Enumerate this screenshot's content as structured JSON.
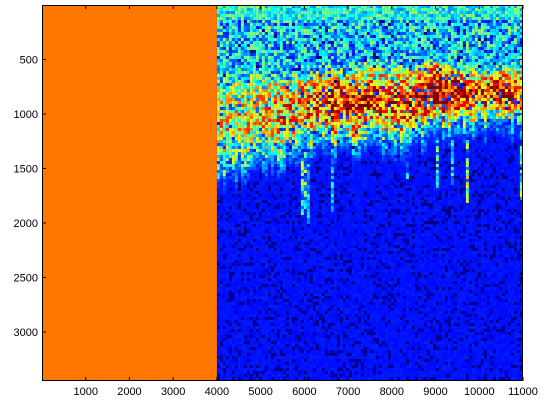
{
  "chart_data": {
    "type": "heatmap",
    "title": "",
    "xlabel": "",
    "ylabel": "",
    "xlim": [
      0,
      11000
    ],
    "ylim": [
      3450,
      0
    ],
    "y_reversed": true,
    "x_ticks": [
      1000,
      2000,
      3000,
      4000,
      5000,
      6000,
      7000,
      8000,
      9000,
      10000,
      11000
    ],
    "y_ticks": [
      500,
      1000,
      1500,
      2000,
      2500,
      3000
    ],
    "grid": false,
    "colormap": "jet",
    "regions": [
      {
        "name": "masked",
        "x_range": [
          0,
          4000
        ],
        "y_range": [
          0,
          3450
        ],
        "color": "#ff7600"
      }
    ],
    "background_color": "#00008f",
    "profile": {
      "x": [
        4000,
        4500,
        5000,
        5500,
        6000,
        6500,
        7000,
        7500,
        8000,
        8500,
        9000,
        9500,
        10000,
        10500,
        11000
      ],
      "band_top": [
        650,
        600,
        600,
        620,
        600,
        560,
        580,
        520,
        560,
        560,
        480,
        540,
        580,
        560,
        540
      ],
      "band_bottom": [
        1500,
        1450,
        1400,
        1350,
        1250,
        1250,
        1250,
        1200,
        1250,
        1200,
        1100,
        1100,
        1080,
        1050,
        1050
      ],
      "peak_intensity": [
        0.6,
        0.62,
        0.62,
        0.68,
        0.75,
        0.82,
        0.86,
        0.85,
        0.8,
        0.86,
        0.96,
        0.9,
        0.82,
        0.86,
        0.78
      ]
    }
  }
}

● ● ● ● ●

# THE REQUEST
Omit the pictures and output all of the other material exactly.

# EXERCISE RESULT
Enumerate this screenshot's content as structured JSON.
{
  "chart_data": {
    "type": "heatmap",
    "title": "",
    "xlabel": "",
    "ylabel": "",
    "xlim": [
      0,
      11000
    ],
    "ylim": [
      3450,
      0
    ],
    "y_reversed": true,
    "x_ticks": [
      1000,
      2000,
      3000,
      4000,
      5000,
      6000,
      7000,
      8000,
      9000,
      10000,
      11000
    ],
    "y_ticks": [
      500,
      1000,
      1500,
      2000,
      2500,
      3000
    ],
    "grid": false,
    "colormap": "jet",
    "regions": [
      {
        "name": "masked",
        "x_range": [
          0,
          4000
        ],
        "y_range": [
          0,
          3450
        ],
        "color": "#ff7600"
      }
    ],
    "background_color": "#00008f",
    "profile": {
      "x": [
        4000,
        4500,
        5000,
        5500,
        6000,
        6500,
        7000,
        7500,
        8000,
        8500,
        9000,
        9500,
        10000,
        10500,
        11000
      ],
      "band_top": [
        650,
        600,
        600,
        620,
        600,
        560,
        580,
        520,
        560,
        560,
        480,
        540,
        580,
        560,
        540
      ],
      "band_bottom": [
        1500,
        1450,
        1400,
        1350,
        1250,
        1250,
        1250,
        1200,
        1250,
        1200,
        1100,
        1100,
        1080,
        1050,
        1050
      ],
      "peak_intensity": [
        0.6,
        0.62,
        0.62,
        0.68,
        0.75,
        0.82,
        0.86,
        0.85,
        0.8,
        0.86,
        0.96,
        0.9,
        0.82,
        0.86,
        0.78
      ]
    }
  }
}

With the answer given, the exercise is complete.